■ **ANFORDERUNG A**: Gib alle Zeilen der Datensätze zurück, in denen die Zeichenfolge „element“ vorkommt. Groß- und Kleinschreibung zählt.

╭─ AUSZUG ZUM LESEN

Nach seiner überraschenden Festnahme am Samstag und dem Verhör durch einen Ermittlungsrichter kam Pawel Durow am Mittwochabend zwar wieder auf freien Fuss, allerdings unter strikten Auflagen. So muss der Gründer des Nachrichtennetzwerks eine Kaution von fünf Millionen Euro hinterlegen, sich zweimal pro Woche bei der Polizei melden und darf Frankreich nicht verlassen, wie die Staatsanwaltschaft mitteilte. Wie viel Zeit die Ermittlungen in Anspruch nehmen könnten, sagte die Behörde nicht.

Gegen Durow lag ein Haftbefehl wegen Vorermittlungen im Zusammenhang mit Vorwürfen wie Betrug, Drogenhandel, Online-Mobbing, Organisierte Kriminalität und Förderung des Terrorismus vor. Die französische Justiz wirft dem russischen Milliardär 12 Delikte vor. Zudem berichtet die französische Zeitung «Le Parisien» unter Berufung auf die Nachrichtenagentur AFP am Mittwoch, dass offenbar auch wegen «schwerer Gewalt» gegen eines seiner Kinder gegen Durow ermittelt wird. Dies habe die AFP aus zwei mit dem Fall vertrauten Quellen erfahren.

╰─

■ **ANFORDERUNG B**: Bearbeite den Auszug über Durows Festnahme zwischen „Gegen Durow lag“ und „vertrauten Quellen erfahren.“ einschließlich und gib diesen Abschnitt mit „Geldwäsche“ anstelle von „Drogenhandel“ wieder.

╭─ BEREITGESTELLTES MATERIAL

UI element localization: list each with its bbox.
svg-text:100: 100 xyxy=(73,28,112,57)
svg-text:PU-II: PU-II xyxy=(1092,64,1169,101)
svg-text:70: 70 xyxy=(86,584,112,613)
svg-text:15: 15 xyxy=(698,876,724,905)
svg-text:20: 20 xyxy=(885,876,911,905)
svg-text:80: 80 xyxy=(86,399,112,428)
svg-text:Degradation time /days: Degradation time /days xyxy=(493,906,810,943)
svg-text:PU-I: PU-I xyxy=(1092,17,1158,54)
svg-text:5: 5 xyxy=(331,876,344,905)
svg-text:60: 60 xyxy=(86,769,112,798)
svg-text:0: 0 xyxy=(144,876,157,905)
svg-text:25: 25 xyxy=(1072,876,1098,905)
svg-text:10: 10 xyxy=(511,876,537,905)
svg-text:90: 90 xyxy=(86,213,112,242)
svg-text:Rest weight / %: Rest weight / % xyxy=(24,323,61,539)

╰─

■ **VOLLSTÄNDIGE ANTWORT A**:
UI element localization: list each with its bbox.

■ **VOLLSTÄNDIGE ANTWORT B**:
Gegen Durow lag ein Haftbefehl wegen Vorermittlungen im Zusammenhang mit Vorwürfen wie Betrug, Geldwäsche, Online-Mobbing, Organisierte Kriminalität und Förderung des Terrorismus vor. Die französische Justiz wirft dem russischen Milliardär 12 Delikte vor. Zudem berichtet die französische Zeitung «Le Parisien» unter Berufung auf die Nachrichtenagentur AFP am Mittwoch, dass offenbar auch wegen «schwerer Gewalt» gegen eines seiner Kinder gegen Durow ermittelt wird. Dies habe die AFP aus zwei mit dem Fall vertrauten Quellen erfahren.